[Collection entries]
··········
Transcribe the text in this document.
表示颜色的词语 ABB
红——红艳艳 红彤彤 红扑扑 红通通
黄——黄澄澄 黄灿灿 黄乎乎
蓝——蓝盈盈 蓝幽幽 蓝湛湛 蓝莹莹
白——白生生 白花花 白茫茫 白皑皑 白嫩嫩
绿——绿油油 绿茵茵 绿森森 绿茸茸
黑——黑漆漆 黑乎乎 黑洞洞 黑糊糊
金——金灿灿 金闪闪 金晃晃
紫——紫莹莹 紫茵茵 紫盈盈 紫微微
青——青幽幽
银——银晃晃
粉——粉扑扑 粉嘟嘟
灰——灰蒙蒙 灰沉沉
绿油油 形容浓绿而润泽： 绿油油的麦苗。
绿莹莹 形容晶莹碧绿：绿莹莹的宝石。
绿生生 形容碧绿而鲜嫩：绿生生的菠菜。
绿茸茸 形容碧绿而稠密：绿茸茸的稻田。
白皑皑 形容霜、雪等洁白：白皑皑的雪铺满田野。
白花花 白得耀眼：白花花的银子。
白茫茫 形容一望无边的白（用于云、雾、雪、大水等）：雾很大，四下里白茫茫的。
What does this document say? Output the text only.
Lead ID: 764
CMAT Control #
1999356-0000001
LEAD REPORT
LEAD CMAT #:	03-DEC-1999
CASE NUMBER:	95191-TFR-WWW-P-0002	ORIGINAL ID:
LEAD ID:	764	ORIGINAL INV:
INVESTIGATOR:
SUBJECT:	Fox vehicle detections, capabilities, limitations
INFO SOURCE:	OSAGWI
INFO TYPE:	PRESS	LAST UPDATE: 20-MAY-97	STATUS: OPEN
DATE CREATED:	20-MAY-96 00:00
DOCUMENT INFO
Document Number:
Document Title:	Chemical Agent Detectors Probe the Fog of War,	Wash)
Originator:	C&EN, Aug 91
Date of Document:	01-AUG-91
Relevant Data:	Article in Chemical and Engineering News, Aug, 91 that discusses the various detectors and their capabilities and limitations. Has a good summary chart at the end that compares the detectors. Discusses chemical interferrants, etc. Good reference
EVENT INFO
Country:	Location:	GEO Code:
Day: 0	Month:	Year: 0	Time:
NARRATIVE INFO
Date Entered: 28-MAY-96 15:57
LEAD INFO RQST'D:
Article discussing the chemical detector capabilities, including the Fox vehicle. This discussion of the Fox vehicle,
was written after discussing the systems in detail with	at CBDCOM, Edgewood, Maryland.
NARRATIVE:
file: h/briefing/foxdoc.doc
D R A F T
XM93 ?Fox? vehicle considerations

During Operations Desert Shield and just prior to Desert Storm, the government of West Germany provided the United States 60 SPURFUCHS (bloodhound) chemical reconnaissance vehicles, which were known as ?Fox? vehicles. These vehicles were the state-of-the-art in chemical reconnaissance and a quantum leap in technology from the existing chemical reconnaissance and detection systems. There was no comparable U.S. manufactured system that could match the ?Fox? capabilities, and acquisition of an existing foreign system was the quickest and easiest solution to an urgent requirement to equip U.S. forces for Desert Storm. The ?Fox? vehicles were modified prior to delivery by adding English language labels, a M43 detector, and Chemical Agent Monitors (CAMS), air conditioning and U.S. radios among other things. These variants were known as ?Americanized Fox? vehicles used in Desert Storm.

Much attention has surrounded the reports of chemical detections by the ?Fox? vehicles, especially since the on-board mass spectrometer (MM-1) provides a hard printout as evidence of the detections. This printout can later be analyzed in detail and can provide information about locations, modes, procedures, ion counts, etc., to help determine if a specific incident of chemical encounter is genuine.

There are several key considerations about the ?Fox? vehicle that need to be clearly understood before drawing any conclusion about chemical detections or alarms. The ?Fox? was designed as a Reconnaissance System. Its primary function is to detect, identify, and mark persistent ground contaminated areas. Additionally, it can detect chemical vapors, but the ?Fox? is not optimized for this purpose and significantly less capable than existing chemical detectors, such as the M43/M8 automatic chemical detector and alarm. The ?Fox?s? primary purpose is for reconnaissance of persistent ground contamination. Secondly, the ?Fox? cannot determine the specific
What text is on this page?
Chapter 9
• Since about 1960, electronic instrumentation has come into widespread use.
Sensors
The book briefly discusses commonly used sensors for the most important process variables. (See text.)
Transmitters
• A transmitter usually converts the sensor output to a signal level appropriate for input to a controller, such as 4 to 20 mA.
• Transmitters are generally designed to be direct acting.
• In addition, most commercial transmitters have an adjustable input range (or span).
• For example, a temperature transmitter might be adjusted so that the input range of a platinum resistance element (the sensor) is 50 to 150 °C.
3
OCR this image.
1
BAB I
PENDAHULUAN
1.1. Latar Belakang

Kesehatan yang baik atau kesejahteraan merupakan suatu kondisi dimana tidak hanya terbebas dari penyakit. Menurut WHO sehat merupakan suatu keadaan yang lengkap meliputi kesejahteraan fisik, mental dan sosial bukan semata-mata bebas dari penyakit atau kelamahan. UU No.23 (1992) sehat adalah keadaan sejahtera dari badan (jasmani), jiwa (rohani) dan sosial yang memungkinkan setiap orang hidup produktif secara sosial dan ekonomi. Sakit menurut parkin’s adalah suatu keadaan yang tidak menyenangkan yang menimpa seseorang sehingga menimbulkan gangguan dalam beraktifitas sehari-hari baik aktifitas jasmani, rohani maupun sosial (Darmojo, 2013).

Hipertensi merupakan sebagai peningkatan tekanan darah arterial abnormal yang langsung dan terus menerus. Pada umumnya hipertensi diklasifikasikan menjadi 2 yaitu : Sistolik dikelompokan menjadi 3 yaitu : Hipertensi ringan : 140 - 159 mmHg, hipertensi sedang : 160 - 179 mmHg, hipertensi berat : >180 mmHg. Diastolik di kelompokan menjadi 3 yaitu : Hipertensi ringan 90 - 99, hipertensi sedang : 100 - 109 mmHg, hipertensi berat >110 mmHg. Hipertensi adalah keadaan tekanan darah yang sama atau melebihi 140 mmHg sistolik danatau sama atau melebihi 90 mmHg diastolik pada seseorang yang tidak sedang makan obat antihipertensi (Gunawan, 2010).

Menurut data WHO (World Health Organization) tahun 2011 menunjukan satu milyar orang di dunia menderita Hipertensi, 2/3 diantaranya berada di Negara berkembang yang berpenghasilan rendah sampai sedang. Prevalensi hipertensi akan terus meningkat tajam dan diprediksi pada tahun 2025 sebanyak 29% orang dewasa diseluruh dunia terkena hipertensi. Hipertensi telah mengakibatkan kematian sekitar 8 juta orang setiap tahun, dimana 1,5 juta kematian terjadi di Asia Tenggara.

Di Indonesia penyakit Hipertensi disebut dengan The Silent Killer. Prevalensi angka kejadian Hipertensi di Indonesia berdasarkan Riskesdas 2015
··········
▸ Aim of the exercise
Examine the listing and say how many of its lines contain the string "sedang". Give the number alone.

▸ Finished answer
2